[Stored items]
=====

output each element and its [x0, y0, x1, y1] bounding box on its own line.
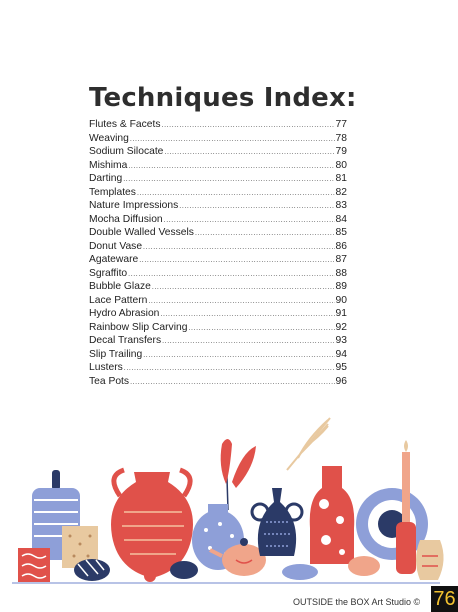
list-item: Agateware 87 — [89, 253, 347, 267]
entry-page: 82 — [335, 186, 347, 198]
list-item: Templates 82 — [89, 186, 347, 200]
list-item: Darting 81 — [89, 172, 347, 186]
coral-amphora-decoration — [111, 467, 193, 578]
dot-leader — [143, 348, 334, 363]
list-item: Tea Pots 96 — [89, 375, 347, 389]
pottery-illustration — [12, 417, 444, 584]
list-item: Sgraffito 88 — [89, 267, 347, 281]
entry-label: Decal Transfers — [89, 335, 162, 346]
dot-leader — [139, 253, 334, 268]
dot-leader — [137, 186, 335, 201]
entry-label: Flutes & Facets — [89, 119, 161, 130]
entry-page: 87 — [335, 254, 347, 265]
entry-label: Double Walled Vessels — [89, 227, 194, 238]
red-leaf-decoration — [220, 439, 256, 511]
list-item: Lusters 95 — [89, 361, 347, 375]
entry-label: Agateware — [89, 254, 139, 265]
techniques-list: Flutes & Facets 77 Weaving 78 Sodium Siloc… — [89, 118, 347, 388]
entry-page: 92 — [335, 321, 347, 333]
dot-leader — [162, 118, 335, 133]
entry-label: Lace Pattern — [89, 294, 148, 306]
dot-leader — [179, 199, 334, 214]
dot-leader — [128, 267, 334, 282]
dot-leader — [164, 213, 335, 228]
entry-page: 86 — [335, 240, 347, 252]
entry-page: 78 — [335, 132, 347, 144]
dot-leader — [160, 307, 334, 322]
list-item: Decal Transfers 93 — [89, 334, 347, 348]
entry-label: Lusters — [89, 362, 123, 373]
dot-leader — [148, 294, 334, 309]
entry-page: 90 — [335, 294, 347, 306]
beige-jug-decoration — [416, 540, 444, 580]
list-item: Mocha Diffusion 84 — [89, 213, 347, 227]
entry-page: 96 — [335, 375, 347, 387]
entry-page: 95 — [335, 362, 347, 373]
entry-page: 89 — [335, 281, 347, 292]
list-item: Flutes & Facets 77 — [89, 118, 347, 132]
dot-leader — [123, 172, 334, 187]
coral-bottle-decoration — [309, 466, 355, 564]
small-bowls-decoration — [144, 556, 380, 582]
entry-page: 84 — [335, 213, 347, 225]
dot-leader — [164, 145, 334, 160]
footer-credit: OUTSIDE the BOX Art Studio © — [293, 597, 421, 607]
entry-page: 93 — [335, 335, 347, 346]
entry-page: 88 — [335, 267, 347, 279]
list-item: Double Walled Vessels 85 — [89, 226, 347, 240]
list-item: Sodium Silocate 79 — [89, 145, 347, 159]
entry-page: 81 — [335, 173, 347, 184]
peach-teapot-decoration — [209, 538, 266, 576]
entry-label: Templates — [89, 186, 136, 198]
list-item: Slip Trailing 94 — [89, 348, 347, 362]
dot-leader — [162, 334, 334, 349]
dot-leader — [124, 361, 335, 376]
navy-bowl-decoration — [74, 559, 110, 581]
dot-leader — [143, 240, 334, 255]
entry-label: Nature Impressions — [89, 200, 179, 211]
entry-label: Sgraffito — [89, 267, 128, 279]
list-item: Lace Pattern 90 — [89, 294, 347, 308]
list-item: Bubble Glaze 89 — [89, 280, 347, 294]
dot-leader — [195, 226, 335, 241]
list-item: Mishima 80 — [89, 159, 347, 173]
entry-page: 91 — [335, 308, 347, 319]
page-title: Techniques Index: — [89, 83, 357, 113]
list-item: Donut Vase 86 — [89, 240, 347, 254]
entry-label: Tea Pots — [89, 375, 130, 387]
palm-sprig-decoration — [286, 417, 331, 471]
entry-page: 80 — [335, 159, 347, 171]
entry-label: Mishima — [89, 159, 128, 171]
entry-page: 79 — [335, 146, 347, 157]
list-item: Hydro Abrasion 91 — [89, 307, 347, 321]
list-item: Nature Impressions 83 — [89, 199, 347, 213]
entry-label: Mocha Diffusion — [89, 213, 163, 225]
entry-page: 77 — [335, 119, 347, 130]
navy-handled-vase-decoration — [250, 488, 304, 556]
entry-page: 83 — [335, 200, 347, 211]
entry-label: Hydro Abrasion — [89, 308, 160, 319]
list-item: Rainbow Slip Carving 92 — [89, 321, 347, 335]
entry-label: Slip Trailing — [89, 348, 143, 360]
dot-leader — [130, 132, 335, 147]
entry-label: Rainbow Slip Carving — [89, 321, 188, 333]
page-number-badge: 76 — [431, 586, 458, 612]
dot-leader — [130, 375, 334, 390]
candle-decoration — [396, 440, 416, 574]
entry-label: Donut Vase — [89, 240, 143, 252]
pink-tile-decoration — [18, 548, 50, 582]
entry-page: 85 — [335, 227, 347, 238]
dot-leader — [152, 280, 335, 295]
dot-leader — [188, 321, 334, 336]
entry-label: Weaving — [89, 132, 129, 144]
entry-page: 94 — [335, 348, 347, 360]
list-item: Weaving 78 — [89, 132, 347, 146]
entry-label: Sodium Silocate — [89, 146, 164, 157]
dot-leader — [128, 159, 334, 174]
entry-label: Darting — [89, 173, 123, 184]
entry-label: Bubble Glaze — [89, 281, 151, 292]
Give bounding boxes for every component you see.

=====

## [The exercise]
Copy all of the material above line for line, without changing anything, and omit the pictures from your answer.

## [Reply]
output each element and its [x0, y0, x1, y1] bounding box on its own line.
list-item: Agateware 87 — [89, 253, 347, 267]
entry-page: 82 — [335, 186, 347, 198]
list-item: Templates 82 — [89, 186, 347, 200]
list-item: Darting 81 — [89, 172, 347, 186]
coral-amphora-decoration — [111, 467, 193, 578]
dot-leader — [143, 348, 334, 363]
list-item: Tea Pots 96 — [89, 375, 347, 389]
pottery-illustration — [12, 417, 444, 584]
list-item: Sgraffito 88 — [89, 267, 347, 281]
entry-label: Decal Transfers — [89, 335, 162, 346]
dot-leader — [139, 253, 334, 268]
dot-leader — [137, 186, 335, 201]
entry-label: Flutes & Facets — [89, 119, 161, 130]
entry-page: 87 — [335, 254, 347, 265]
entry-label: Double Walled Vessels — [89, 227, 194, 238]
red-leaf-decoration — [220, 439, 256, 511]
list-item: Lusters 95 — [89, 361, 347, 375]
entry-label: Agateware — [89, 254, 139, 265]
techniques-list: Flutes & Facets 77 Weaving 78 Sodium Siloc… — [89, 118, 347, 388]
entry-page: 92 — [335, 321, 347, 333]
dot-leader — [162, 118, 335, 133]
entry-label: Lace Pattern — [89, 294, 148, 306]
dot-leader — [179, 199, 334, 214]
dot-leader — [128, 267, 334, 282]
dot-leader — [164, 213, 335, 228]
entry-page: 86 — [335, 240, 347, 252]
entry-page: 78 — [335, 132, 347, 144]
dot-leader — [160, 307, 334, 322]
list-item: Decal Transfers 93 — [89, 334, 347, 348]
entry-label: Lusters — [89, 362, 123, 373]
dot-leader — [148, 294, 334, 309]
entry-page: 90 — [335, 294, 347, 306]
beige-jug-decoration — [416, 540, 444, 580]
list-item: Mocha Diffusion 84 — [89, 213, 347, 227]
entry-page: 96 — [335, 375, 347, 387]
entry-page: 95 — [335, 362, 347, 373]
entry-page: 89 — [335, 281, 347, 292]
list-item: Flutes & Facets 77 — [89, 118, 347, 132]
dot-leader — [123, 172, 334, 187]
coral-bottle-decoration — [309, 466, 355, 564]
small-bowls-decoration — [144, 556, 380, 582]
entry-page: 84 — [335, 213, 347, 225]
dot-leader — [164, 145, 334, 160]
footer-credit: OUTSIDE the BOX Art Studio © — [293, 597, 421, 607]
entry-page: 93 — [335, 335, 347, 346]
entry-page: 88 — [335, 267, 347, 279]
list-item: Double Walled Vessels 85 — [89, 226, 347, 240]
list-item: Sodium Silocate 79 — [89, 145, 347, 159]
entry-page: 81 — [335, 173, 347, 184]
peach-teapot-decoration — [209, 538, 266, 576]
entry-label: Templates — [89, 186, 136, 198]
list-item: Slip Trailing 94 — [89, 348, 347, 362]
dot-leader — [162, 334, 334, 349]
dot-leader — [124, 361, 335, 376]
navy-bowl-decoration — [74, 559, 110, 581]
dot-leader — [143, 240, 334, 255]
entry-label: Nature Impressions — [89, 200, 179, 211]
entry-label: Sgraffito — [89, 267, 128, 279]
list-item: Lace Pattern 90 — [89, 294, 347, 308]
list-item: Bubble Glaze 89 — [89, 280, 347, 294]
dot-leader — [195, 226, 335, 241]
list-item: Mishima 80 — [89, 159, 347, 173]
entry-page: 91 — [335, 308, 347, 319]
page-title: Techniques Index: — [89, 83, 357, 113]
list-item: Donut Vase 86 — [89, 240, 347, 254]
entry-label: Tea Pots — [89, 375, 130, 387]
palm-sprig-decoration — [286, 417, 331, 471]
entry-page: 80 — [335, 159, 347, 171]
entry-label: Mishima — [89, 159, 128, 171]
entry-page: 79 — [335, 146, 347, 157]
list-item: Hydro Abrasion 91 — [89, 307, 347, 321]
list-item: Nature Impressions 83 — [89, 199, 347, 213]
entry-label: Mocha Diffusion — [89, 213, 163, 225]
entry-page: 77 — [335, 119, 347, 130]
navy-handled-vase-decoration — [250, 488, 304, 556]
entry-page: 83 — [335, 200, 347, 211]
entry-label: Hydro Abrasion — [89, 308, 160, 319]
list-item: Rainbow Slip Carving 92 — [89, 321, 347, 335]
entry-label: Slip Trailing — [89, 348, 143, 360]
dot-leader — [130, 132, 335, 147]
entry-label: Rainbow Slip Carving — [89, 321, 188, 333]
page-number-badge: 76 — [431, 586, 458, 612]
dot-leader — [130, 375, 334, 390]
candle-decoration — [396, 440, 416, 574]
entry-label: Donut Vase — [89, 240, 143, 252]
pink-tile-decoration — [18, 548, 50, 582]
entry-page: 85 — [335, 227, 347, 238]
dot-leader — [152, 280, 335, 295]
dot-leader — [188, 321, 334, 336]
entry-label: Weaving — [89, 132, 129, 144]
entry-page: 94 — [335, 348, 347, 360]
list-item: Weaving 78 — [89, 132, 347, 146]
entry-label: Sodium Silocate — [89, 146, 164, 157]
dot-leader — [128, 159, 334, 174]
entry-label: Darting — [89, 173, 123, 184]
entry-label: Bubble Glaze — [89, 281, 151, 292]
Give bounding boxes for every component you see.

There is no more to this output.